Exercise:
Output the material beneath this task exactly, images excluded.

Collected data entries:

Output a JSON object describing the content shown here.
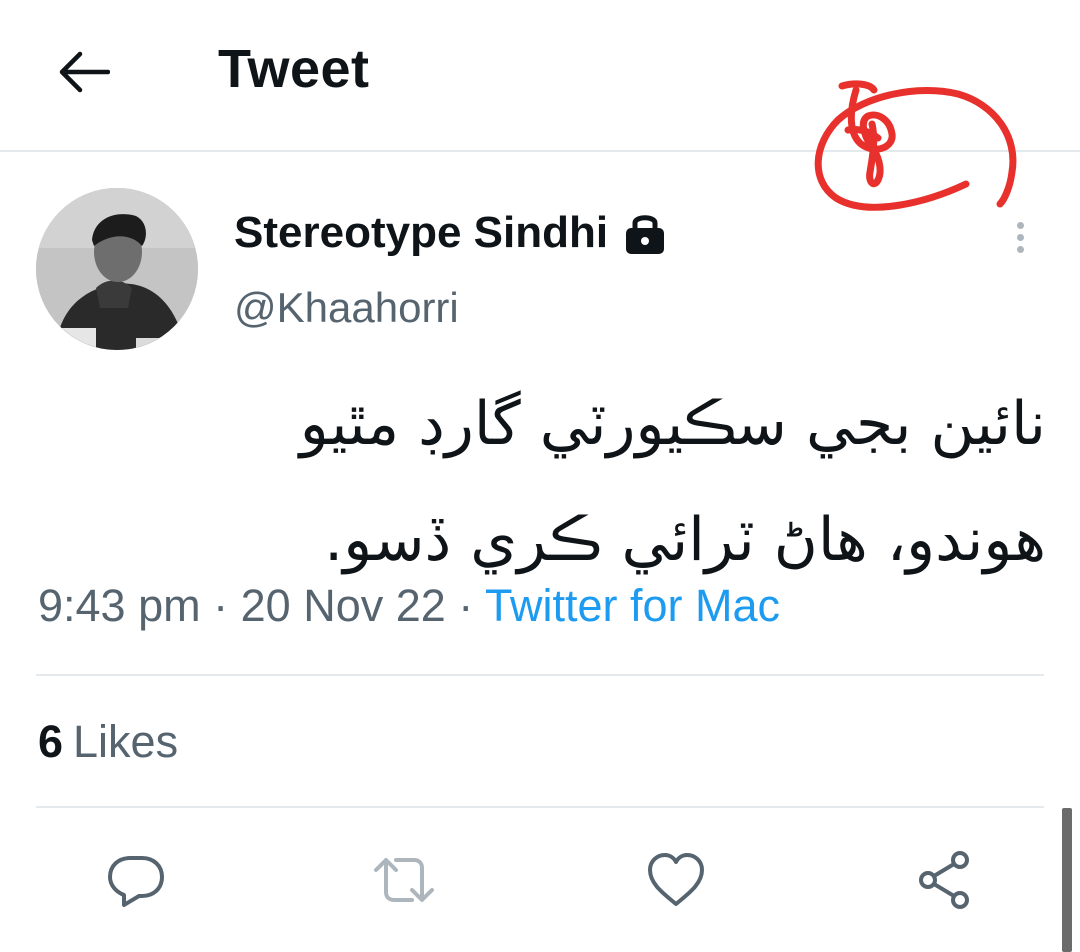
{
  "header": {
    "title": "Tweet",
    "back_icon": "arrow-left-icon"
  },
  "tweet": {
    "author": {
      "name": "Stereotype Sindhi",
      "handle": "@Khaahorri",
      "protected_icon": "lock-icon"
    },
    "text": "نائين بجي سڪيورٽي گارڊ مٿيو هوندو، هاڻ ٽرائي ڪري ڏسو.",
    "time": "9:43 pm",
    "separator": "·",
    "date": "20 Nov 22",
    "source": "Twitter for Mac",
    "likes": {
      "count": "6",
      "label": "Likes"
    }
  },
  "actions": {
    "reply_icon": "reply-icon",
    "retweet_icon": "retweet-icon",
    "like_icon": "heart-icon",
    "share_icon": "share-icon"
  },
  "colors": {
    "text_primary": "#0f1419",
    "text_secondary": "#566470",
    "accent": "#1d9bf0",
    "action_icon": "#566470",
    "divider": "#e3e9ec",
    "scribble": "#e8312c"
  }
}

Output of the task:
Output a JSON object describing the content shown here.
{
  "header": {
    "title": "Tweet",
    "back_icon": "arrow-left-icon"
  },
  "tweet": {
    "author": {
      "name": "Stereotype Sindhi",
      "handle": "@Khaahorri",
      "protected_icon": "lock-icon"
    },
    "text": "نائين بجي سڪيورٽي گارڊ مٿيو هوندو، هاڻ ٽرائي ڪري ڏسو.",
    "time": "9:43 pm",
    "separator": "·",
    "date": "20 Nov 22",
    "source": "Twitter for Mac",
    "likes": {
      "count": "6",
      "label": "Likes"
    }
  },
  "actions": {
    "reply_icon": "reply-icon",
    "retweet_icon": "retweet-icon",
    "like_icon": "heart-icon",
    "share_icon": "share-icon"
  },
  "colors": {
    "text_primary": "#0f1419",
    "text_secondary": "#566470",
    "accent": "#1d9bf0",
    "action_icon": "#566470",
    "divider": "#e3e9ec",
    "scribble": "#e8312c"
  }
}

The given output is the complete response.